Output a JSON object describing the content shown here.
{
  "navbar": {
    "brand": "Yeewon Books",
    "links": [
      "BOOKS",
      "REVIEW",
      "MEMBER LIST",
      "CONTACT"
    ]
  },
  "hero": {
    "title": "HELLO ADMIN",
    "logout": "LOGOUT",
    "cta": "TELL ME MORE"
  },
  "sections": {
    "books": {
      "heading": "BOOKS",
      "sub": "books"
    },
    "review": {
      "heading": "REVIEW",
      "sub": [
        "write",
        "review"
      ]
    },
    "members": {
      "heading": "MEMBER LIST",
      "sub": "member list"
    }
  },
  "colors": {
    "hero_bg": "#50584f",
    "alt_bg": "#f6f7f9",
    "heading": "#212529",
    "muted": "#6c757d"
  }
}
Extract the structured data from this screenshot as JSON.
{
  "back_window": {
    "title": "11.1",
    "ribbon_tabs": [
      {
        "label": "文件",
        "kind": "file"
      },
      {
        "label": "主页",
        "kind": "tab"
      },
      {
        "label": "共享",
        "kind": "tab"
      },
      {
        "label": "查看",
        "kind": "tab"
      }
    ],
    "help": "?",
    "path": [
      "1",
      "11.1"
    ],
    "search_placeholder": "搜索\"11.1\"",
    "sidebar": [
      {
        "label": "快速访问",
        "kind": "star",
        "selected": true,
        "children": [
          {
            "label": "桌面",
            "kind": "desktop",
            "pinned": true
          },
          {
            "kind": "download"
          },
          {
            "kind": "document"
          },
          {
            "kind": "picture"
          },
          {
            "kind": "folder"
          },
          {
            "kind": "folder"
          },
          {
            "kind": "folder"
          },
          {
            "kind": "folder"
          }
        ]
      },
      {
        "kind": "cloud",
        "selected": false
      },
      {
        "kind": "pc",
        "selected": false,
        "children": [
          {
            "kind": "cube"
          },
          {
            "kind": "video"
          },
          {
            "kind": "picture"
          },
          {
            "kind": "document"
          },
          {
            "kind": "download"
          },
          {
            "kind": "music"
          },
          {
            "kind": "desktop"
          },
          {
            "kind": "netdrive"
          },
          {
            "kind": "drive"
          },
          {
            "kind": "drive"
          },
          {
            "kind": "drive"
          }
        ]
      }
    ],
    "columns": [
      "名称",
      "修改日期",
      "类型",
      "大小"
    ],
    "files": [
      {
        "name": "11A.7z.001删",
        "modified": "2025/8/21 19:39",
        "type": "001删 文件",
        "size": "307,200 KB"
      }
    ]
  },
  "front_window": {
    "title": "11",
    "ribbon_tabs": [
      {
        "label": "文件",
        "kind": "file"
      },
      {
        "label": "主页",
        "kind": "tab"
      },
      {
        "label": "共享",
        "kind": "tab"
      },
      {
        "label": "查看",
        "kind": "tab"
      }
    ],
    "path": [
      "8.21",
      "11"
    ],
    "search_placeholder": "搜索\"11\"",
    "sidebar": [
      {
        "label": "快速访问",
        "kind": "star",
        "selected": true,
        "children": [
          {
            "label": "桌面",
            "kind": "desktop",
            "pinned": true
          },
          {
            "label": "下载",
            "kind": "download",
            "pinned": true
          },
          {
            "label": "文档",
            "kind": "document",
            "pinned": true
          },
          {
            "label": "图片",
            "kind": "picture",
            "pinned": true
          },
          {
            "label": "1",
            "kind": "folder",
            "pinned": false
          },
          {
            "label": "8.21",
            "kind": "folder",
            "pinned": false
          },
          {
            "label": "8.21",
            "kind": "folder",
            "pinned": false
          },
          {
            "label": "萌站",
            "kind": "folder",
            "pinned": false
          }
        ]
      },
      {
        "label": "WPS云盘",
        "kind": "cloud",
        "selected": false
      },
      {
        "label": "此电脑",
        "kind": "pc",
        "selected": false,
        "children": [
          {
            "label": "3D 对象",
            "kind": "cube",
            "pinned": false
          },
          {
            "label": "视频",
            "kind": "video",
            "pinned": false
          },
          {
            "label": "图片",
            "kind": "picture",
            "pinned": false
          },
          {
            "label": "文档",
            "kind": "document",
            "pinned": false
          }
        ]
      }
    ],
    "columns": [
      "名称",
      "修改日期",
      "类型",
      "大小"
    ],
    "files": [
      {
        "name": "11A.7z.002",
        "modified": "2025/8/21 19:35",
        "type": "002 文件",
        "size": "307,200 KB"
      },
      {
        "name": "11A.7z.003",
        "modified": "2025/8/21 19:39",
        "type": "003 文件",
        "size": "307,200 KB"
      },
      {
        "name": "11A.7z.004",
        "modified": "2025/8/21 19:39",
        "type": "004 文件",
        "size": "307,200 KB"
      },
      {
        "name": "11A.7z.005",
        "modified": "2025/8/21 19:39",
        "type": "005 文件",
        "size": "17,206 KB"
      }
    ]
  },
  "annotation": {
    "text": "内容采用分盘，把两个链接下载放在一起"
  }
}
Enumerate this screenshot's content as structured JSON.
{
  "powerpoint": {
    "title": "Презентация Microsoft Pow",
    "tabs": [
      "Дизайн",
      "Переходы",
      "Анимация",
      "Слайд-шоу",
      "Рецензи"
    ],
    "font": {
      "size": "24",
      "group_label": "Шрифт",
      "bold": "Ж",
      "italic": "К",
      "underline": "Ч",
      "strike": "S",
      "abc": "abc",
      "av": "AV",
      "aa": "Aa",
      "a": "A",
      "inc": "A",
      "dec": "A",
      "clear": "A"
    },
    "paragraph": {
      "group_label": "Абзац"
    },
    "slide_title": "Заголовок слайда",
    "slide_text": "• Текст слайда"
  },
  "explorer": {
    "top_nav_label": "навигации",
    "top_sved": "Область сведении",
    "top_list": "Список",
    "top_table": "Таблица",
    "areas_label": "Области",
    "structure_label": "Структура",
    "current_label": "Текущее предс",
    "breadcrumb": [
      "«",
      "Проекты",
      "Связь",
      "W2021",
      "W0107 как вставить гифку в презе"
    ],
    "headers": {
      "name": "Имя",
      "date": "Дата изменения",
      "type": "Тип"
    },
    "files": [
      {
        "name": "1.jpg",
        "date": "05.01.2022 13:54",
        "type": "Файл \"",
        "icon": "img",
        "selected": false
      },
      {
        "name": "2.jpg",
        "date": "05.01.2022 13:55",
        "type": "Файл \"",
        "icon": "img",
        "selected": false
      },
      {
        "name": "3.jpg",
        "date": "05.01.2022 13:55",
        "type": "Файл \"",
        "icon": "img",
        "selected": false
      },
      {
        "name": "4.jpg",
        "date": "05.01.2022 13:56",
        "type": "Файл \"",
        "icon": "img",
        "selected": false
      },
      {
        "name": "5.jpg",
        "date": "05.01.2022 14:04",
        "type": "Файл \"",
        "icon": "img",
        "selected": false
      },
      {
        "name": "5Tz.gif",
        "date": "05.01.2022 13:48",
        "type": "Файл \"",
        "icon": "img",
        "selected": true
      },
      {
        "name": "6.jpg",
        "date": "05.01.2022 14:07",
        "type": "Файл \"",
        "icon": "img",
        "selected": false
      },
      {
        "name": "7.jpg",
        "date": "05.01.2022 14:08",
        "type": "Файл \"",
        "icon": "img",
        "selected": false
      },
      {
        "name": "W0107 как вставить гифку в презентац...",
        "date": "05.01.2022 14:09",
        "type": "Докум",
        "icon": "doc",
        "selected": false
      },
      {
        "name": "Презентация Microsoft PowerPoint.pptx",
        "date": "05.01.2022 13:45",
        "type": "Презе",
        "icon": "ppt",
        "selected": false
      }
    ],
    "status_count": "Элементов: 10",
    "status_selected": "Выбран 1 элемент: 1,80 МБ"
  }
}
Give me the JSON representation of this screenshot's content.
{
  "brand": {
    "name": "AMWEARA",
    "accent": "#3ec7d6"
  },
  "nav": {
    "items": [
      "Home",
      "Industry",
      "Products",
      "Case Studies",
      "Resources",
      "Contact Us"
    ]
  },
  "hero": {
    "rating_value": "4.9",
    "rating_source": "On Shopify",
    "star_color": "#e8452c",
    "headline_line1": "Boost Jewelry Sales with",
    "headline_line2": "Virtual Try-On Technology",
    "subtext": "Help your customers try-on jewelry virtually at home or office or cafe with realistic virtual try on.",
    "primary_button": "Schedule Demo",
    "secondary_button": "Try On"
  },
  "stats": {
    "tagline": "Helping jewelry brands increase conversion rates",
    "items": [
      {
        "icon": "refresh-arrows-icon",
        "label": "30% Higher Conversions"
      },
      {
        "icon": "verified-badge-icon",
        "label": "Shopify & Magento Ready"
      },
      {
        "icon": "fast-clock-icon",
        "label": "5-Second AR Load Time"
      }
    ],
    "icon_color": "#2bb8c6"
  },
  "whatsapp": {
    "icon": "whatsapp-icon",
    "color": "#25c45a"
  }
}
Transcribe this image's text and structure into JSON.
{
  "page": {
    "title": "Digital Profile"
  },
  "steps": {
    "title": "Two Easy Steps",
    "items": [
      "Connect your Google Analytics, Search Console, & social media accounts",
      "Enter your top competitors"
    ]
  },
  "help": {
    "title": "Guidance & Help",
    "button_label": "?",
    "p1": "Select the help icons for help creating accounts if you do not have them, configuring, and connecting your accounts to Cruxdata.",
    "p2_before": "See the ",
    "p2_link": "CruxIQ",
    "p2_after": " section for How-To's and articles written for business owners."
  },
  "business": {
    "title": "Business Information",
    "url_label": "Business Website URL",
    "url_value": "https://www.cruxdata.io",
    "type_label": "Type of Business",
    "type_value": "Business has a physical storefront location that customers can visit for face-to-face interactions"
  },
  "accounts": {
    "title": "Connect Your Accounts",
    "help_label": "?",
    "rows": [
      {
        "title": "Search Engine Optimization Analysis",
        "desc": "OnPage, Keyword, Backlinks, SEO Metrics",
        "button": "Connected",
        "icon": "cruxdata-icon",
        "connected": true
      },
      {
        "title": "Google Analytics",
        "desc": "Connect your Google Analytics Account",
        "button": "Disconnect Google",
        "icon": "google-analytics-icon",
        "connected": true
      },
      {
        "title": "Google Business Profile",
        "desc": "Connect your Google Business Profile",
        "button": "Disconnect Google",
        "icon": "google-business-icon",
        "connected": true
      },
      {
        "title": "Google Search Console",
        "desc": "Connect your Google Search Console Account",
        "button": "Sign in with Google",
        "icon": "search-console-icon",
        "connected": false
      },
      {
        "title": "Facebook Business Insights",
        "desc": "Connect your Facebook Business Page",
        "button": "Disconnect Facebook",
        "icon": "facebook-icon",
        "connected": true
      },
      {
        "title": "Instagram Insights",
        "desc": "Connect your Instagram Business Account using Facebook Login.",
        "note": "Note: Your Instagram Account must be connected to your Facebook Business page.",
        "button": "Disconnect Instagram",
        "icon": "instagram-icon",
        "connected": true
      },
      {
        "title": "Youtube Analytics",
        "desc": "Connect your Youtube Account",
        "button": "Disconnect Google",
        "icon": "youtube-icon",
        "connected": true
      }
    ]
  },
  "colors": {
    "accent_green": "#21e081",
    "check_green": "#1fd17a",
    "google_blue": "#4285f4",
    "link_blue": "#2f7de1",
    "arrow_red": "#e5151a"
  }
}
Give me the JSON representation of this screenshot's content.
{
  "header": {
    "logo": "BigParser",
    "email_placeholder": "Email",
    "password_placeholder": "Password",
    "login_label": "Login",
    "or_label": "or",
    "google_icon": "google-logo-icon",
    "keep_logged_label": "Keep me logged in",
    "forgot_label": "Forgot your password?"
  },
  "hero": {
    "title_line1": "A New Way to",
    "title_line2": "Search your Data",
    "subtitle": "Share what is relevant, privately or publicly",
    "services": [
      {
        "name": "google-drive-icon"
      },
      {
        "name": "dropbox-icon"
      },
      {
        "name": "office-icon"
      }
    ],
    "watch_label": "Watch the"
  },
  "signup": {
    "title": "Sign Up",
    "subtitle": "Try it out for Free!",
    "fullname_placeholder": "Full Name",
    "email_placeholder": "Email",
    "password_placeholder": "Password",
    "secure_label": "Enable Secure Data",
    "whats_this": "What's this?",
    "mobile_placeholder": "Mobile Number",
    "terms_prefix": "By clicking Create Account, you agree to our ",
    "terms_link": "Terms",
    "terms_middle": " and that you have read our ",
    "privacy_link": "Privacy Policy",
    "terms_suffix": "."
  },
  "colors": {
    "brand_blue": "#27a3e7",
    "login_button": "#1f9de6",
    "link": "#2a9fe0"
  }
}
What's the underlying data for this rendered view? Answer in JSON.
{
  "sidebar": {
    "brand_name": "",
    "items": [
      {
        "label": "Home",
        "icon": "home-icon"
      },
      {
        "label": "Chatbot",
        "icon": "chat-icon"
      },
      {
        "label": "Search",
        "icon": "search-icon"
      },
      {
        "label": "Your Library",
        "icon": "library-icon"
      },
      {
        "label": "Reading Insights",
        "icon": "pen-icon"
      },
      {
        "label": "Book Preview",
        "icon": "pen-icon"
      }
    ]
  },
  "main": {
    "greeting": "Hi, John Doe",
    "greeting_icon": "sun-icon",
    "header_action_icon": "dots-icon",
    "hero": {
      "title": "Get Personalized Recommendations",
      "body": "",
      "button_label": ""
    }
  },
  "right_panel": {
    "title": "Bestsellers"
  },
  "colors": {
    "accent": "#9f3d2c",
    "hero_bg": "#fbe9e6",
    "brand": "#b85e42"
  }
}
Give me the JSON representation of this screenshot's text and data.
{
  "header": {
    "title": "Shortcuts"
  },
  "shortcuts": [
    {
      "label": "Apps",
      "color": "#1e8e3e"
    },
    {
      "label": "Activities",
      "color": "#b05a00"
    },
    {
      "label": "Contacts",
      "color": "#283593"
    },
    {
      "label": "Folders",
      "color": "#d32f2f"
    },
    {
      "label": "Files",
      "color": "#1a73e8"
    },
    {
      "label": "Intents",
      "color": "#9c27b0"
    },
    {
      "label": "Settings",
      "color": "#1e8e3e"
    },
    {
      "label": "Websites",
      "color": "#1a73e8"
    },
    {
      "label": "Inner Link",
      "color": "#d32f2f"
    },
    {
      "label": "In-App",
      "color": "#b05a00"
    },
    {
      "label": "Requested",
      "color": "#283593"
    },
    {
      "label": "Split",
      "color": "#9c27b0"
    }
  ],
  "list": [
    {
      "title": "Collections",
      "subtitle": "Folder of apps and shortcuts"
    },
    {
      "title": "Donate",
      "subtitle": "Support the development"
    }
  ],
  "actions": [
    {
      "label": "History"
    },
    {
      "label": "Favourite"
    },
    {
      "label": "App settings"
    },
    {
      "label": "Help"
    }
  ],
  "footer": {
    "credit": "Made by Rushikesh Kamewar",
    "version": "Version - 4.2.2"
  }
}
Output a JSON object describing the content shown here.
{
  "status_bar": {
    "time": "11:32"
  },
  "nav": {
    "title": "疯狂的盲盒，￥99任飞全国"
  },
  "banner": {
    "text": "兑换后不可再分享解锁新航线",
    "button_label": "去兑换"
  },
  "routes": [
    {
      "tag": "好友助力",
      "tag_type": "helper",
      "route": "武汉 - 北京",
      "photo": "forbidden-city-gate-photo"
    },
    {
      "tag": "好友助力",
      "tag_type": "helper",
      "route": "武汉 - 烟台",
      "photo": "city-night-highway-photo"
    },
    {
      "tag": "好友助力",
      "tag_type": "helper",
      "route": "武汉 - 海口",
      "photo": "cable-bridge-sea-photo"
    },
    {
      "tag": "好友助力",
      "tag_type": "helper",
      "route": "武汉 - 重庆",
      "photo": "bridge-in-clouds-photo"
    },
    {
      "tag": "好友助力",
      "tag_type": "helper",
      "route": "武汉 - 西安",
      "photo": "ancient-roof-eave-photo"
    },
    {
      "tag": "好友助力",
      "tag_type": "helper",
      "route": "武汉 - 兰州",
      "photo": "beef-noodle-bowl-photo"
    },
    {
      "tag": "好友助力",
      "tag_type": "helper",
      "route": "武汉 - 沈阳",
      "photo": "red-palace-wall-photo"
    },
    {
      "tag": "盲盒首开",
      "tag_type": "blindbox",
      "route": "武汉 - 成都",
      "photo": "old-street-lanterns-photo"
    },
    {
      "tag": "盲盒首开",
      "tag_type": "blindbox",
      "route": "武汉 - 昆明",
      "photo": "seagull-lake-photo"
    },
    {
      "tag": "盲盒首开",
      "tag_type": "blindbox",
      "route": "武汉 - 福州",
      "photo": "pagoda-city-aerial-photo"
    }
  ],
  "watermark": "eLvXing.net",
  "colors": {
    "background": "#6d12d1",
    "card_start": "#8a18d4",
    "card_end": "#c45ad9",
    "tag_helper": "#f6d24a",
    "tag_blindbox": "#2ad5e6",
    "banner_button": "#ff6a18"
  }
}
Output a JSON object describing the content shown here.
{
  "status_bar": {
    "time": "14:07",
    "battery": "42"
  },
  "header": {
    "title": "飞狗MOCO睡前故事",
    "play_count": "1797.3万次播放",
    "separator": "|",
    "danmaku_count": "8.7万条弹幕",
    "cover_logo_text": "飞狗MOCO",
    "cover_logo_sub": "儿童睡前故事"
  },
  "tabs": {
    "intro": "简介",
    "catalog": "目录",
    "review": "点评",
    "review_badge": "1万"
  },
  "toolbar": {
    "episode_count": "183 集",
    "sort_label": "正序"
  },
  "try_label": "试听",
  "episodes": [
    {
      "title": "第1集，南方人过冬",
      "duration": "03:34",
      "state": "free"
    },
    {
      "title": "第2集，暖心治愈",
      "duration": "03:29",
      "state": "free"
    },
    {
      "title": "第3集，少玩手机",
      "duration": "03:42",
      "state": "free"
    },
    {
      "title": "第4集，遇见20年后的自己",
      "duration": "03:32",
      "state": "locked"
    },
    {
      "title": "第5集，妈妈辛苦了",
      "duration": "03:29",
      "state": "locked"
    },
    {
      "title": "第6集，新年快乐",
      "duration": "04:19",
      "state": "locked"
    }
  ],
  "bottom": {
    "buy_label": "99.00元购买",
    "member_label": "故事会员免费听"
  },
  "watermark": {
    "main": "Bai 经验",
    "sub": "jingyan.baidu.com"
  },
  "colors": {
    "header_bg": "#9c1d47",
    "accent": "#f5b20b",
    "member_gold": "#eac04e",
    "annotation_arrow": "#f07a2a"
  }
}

#### [Task details]
In the material above, find the lines that contain "structured" and show them.

#### [Task answer]
Extract the structured data from this screenshot as JSON.
Enumerate this screenshot's content as structured JSON.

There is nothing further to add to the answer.